__Document passage__.
*** Block opens ***
The company plans to incentivize app developers to stay on the platform, even as they grow, by pricing it as free to start, then charging affordably for the cloud infrastructure when the developers become successful. (Pricing has not yet been set, however.)
The benefit to having a lot of apps using Layer is the network effects it could bring. Imagine, for example, that all the messaging apps out there (e.g., Path, Whatsapp, LINE, WeChat, Viber, MessageMe, etc.) could actually talk to each other. Users could then choose their preferred platform based on design or feature set, and not just which app had the most of their friends using it.
And as more apps adopt the technology, user demand could push other apps to do the same. Eventually, Layer plans to open source more than the UI, which could mean that bigger companies (think Google, Facebook, Microsoft/Skype) could interconnect with Layer-enabled applications, too, via APIs.
To be clear, Layer isn’t only for text-based messaging. As noted above, it’s designed to support any sort of communication, including voice calls, file and photo sharing, or even video. And the company is working to make media sharing more robust as well, so that when users send each other a link – like a link to an Instagram photo, for instance – the recipient would also see a preview of that content in the app (not entirely unlike how Twitter Cards work today, e.g.).
On stage, the company demonstrated some of the advantages of building apps with Layer, showing off how cross-platform communications could be smarter by syncing message state across devices. As a notification is read on one device, the notification is killed on others. This sort of intelligence would be built into Layer’s SDK.
*** Block closes ***
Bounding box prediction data
*** Block opens ***
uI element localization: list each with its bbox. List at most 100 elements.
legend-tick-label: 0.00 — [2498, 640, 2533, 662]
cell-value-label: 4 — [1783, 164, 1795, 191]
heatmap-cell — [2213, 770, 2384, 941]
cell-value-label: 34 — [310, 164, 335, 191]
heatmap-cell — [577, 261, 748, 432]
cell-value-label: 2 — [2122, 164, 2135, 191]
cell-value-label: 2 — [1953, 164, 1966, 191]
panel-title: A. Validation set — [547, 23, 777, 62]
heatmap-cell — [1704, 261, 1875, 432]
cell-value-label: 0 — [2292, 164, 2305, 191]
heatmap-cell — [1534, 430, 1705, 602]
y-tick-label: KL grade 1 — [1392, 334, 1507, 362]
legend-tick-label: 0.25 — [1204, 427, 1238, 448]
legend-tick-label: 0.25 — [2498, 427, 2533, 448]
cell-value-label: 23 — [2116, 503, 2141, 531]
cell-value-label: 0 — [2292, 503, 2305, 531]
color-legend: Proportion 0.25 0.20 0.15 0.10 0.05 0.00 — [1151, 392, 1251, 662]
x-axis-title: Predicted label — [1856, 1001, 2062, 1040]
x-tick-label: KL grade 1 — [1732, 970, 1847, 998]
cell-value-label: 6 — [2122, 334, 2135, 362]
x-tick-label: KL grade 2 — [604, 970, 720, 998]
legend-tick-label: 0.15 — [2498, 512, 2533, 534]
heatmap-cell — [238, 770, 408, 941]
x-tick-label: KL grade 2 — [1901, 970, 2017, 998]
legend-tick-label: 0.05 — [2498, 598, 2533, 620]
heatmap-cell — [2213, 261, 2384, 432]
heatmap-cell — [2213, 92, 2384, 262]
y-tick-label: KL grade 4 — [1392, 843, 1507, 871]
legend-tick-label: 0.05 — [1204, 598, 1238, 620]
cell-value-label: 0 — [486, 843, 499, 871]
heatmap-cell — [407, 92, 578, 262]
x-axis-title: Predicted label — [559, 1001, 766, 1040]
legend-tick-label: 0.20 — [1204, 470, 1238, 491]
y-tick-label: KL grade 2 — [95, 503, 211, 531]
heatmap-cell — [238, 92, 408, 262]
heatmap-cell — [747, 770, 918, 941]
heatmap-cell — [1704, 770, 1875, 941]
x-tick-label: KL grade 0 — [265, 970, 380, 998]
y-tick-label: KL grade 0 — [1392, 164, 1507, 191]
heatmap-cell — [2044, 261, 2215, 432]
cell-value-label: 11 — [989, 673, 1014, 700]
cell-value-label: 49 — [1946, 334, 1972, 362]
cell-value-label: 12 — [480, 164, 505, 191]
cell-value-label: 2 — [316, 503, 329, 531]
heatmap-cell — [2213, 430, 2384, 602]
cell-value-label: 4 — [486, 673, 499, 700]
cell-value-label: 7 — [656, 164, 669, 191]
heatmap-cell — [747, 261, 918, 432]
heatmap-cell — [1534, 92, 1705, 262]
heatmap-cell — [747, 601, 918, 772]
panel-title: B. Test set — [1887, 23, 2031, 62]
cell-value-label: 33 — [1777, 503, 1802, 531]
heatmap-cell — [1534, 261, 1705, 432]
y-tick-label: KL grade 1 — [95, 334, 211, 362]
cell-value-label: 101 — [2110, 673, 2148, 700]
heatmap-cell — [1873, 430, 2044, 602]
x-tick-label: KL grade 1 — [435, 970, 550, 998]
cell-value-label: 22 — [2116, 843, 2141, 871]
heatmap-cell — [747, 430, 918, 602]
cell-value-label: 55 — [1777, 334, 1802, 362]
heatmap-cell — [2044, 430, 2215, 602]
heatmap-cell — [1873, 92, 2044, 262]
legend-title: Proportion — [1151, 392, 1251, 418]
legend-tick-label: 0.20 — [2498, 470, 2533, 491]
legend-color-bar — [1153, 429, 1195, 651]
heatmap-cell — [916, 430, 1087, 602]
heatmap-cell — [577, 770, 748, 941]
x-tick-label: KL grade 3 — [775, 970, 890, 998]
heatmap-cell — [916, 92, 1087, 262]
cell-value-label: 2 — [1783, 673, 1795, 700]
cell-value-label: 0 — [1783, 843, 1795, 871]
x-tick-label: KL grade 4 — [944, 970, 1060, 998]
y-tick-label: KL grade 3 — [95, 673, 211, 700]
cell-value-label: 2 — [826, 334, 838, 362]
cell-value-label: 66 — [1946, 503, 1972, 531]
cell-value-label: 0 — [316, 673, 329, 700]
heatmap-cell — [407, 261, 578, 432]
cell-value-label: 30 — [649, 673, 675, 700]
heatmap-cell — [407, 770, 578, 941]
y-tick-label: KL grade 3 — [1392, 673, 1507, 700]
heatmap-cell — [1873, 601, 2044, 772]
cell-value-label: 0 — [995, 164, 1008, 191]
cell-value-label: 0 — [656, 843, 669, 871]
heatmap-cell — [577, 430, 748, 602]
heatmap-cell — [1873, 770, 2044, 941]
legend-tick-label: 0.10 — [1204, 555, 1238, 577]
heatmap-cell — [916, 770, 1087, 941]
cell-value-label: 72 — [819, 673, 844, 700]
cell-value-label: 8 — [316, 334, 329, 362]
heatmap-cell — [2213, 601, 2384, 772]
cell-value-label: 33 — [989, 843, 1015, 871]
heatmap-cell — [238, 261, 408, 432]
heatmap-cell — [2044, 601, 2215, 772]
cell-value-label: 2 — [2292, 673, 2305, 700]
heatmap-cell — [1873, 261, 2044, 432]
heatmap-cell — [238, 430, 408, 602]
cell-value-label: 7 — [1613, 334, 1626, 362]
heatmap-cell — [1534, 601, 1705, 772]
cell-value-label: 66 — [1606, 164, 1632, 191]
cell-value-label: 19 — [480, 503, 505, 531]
*** Block closes ***
__Exercises to complete__.
A. Return the passage about Layer from "On stage, the" up to and including "into Layer’s SDK.", word for word.
B. Summarize the passage about Layer in two sentences.

__Expected outputs__.
A.
On stage, the company demonstrated some of the advantages of building apps with Layer, showing off how cross-platform communications could be smarter by syncing message state across devices. As a notification is read on one device, the notification is killed on others. This sort of intelligence would be built into Layer’s SDK.

B. Layer plans to be free to start and then charge affordably for cloud infrastructure once developers succeed, and broad adoption could let messaging apps talk to each other, with bigger companies possibly interconnecting through APIs. Beyond text, it is designed to support voice calls, file and photo sharing, and video, and its SDK syncs message state so that a notification read on one device is killed on the others.